Every line of the data that contains the string "trăng" must be copied.

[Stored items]
********************
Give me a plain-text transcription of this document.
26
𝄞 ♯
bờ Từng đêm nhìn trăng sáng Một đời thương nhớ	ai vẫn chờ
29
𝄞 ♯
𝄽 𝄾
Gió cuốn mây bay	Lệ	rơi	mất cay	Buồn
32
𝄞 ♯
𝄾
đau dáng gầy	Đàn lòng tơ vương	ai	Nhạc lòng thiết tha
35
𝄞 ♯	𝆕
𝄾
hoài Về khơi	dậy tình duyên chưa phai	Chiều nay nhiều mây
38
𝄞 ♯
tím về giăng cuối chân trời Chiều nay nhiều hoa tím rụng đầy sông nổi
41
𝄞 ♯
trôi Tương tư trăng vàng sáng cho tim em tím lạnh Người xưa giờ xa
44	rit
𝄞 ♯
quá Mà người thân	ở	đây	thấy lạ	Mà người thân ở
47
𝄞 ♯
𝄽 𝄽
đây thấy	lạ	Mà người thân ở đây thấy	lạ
********************
| RESULT OF THE TASK |
bờ Từng đêm nhìn trăng sáng Một đời thương nhớ	ai vẫn chờ
trôi Tương tư trăng vàng sáng cho tim em tím lạnh Người xưa giờ xa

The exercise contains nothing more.